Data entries
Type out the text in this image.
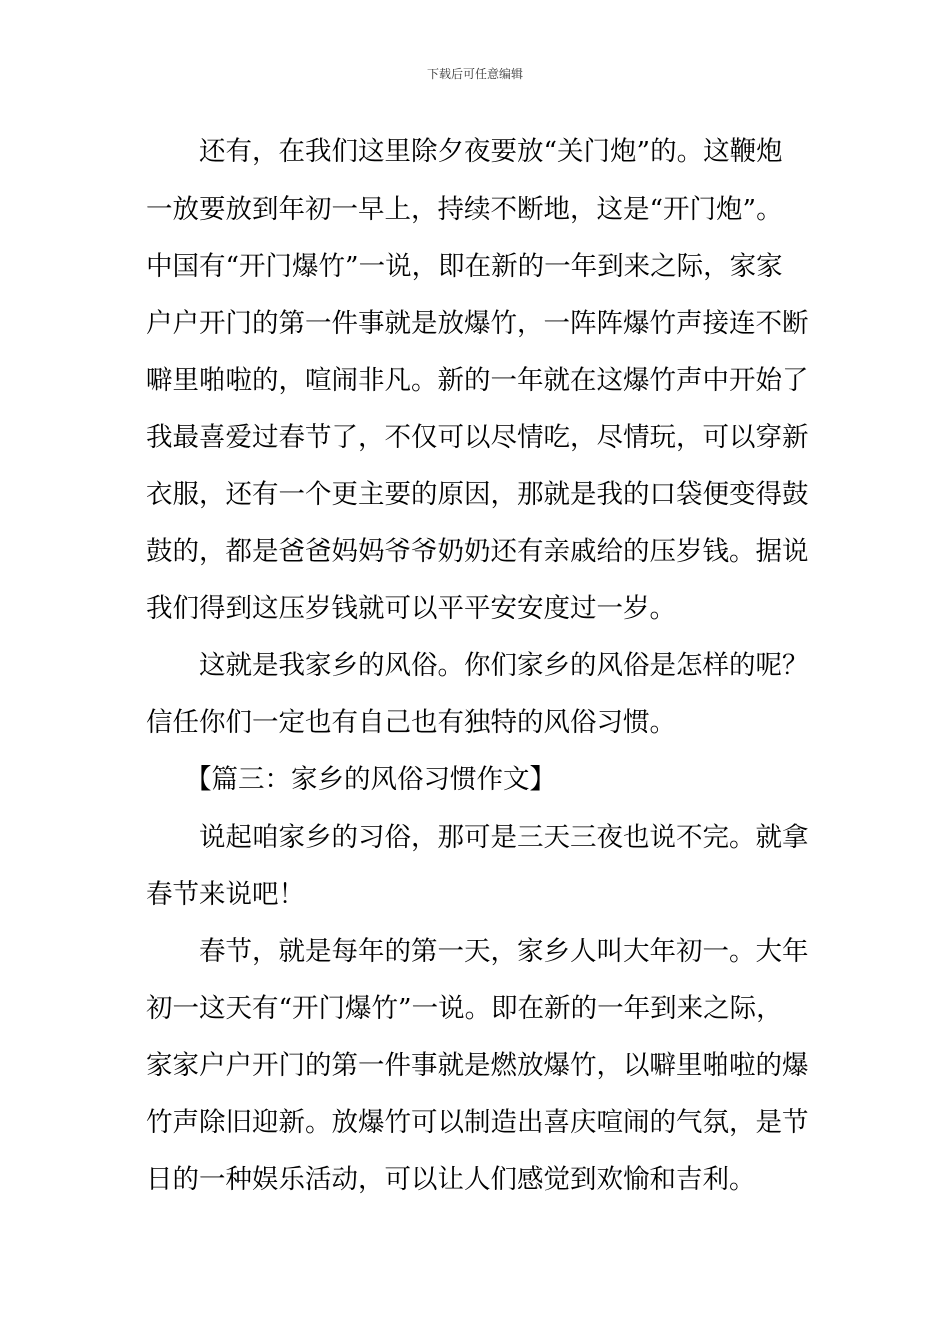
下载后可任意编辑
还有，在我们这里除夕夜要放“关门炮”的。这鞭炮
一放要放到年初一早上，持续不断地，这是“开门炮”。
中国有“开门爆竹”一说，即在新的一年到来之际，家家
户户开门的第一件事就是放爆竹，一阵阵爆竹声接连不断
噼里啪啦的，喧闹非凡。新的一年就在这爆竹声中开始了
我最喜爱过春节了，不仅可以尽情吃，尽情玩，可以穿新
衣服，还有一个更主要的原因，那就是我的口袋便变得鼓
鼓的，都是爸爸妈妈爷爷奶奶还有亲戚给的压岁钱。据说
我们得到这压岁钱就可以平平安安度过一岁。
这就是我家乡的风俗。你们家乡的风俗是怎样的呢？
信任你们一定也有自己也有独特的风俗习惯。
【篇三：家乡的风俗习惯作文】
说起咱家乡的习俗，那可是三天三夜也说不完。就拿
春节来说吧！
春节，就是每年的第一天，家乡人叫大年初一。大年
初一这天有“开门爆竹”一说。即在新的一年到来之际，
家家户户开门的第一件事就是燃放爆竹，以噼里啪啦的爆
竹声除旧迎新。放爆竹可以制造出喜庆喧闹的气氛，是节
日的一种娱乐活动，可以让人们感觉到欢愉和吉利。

* * *

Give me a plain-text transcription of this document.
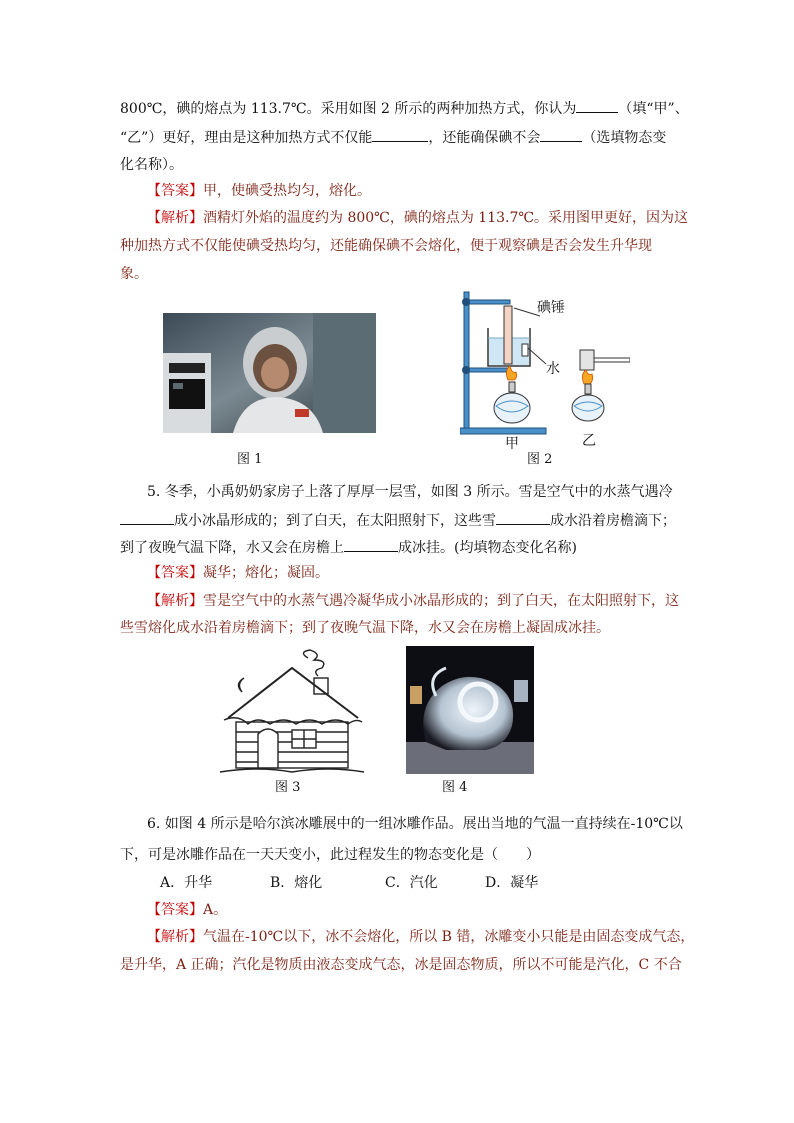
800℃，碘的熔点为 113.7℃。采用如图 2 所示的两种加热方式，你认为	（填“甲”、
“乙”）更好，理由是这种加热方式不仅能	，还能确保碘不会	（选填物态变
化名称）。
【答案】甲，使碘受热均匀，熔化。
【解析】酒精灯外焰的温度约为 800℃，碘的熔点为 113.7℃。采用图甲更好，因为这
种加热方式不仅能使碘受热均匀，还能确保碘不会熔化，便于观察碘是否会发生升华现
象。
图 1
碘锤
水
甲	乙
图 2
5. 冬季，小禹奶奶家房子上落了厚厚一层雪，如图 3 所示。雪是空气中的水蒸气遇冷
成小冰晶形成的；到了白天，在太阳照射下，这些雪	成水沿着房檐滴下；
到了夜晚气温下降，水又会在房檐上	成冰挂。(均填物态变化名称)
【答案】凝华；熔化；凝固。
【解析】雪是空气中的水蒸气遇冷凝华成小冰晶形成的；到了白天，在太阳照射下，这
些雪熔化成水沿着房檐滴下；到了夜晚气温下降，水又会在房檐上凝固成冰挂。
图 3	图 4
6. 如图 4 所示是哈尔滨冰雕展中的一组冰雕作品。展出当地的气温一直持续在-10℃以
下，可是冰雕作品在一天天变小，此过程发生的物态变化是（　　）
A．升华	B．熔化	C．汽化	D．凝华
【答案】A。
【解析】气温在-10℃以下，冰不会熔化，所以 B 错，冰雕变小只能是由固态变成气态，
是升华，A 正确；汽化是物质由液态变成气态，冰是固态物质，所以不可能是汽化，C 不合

# What to do
Copy down every line of the entries containing the word "开门爆竹".

# Answer to this task
中国有“开门爆竹”一说，即在新的一年到来之际，家家
初一这天有“开门爆竹”一说。即在新的一年到来之际，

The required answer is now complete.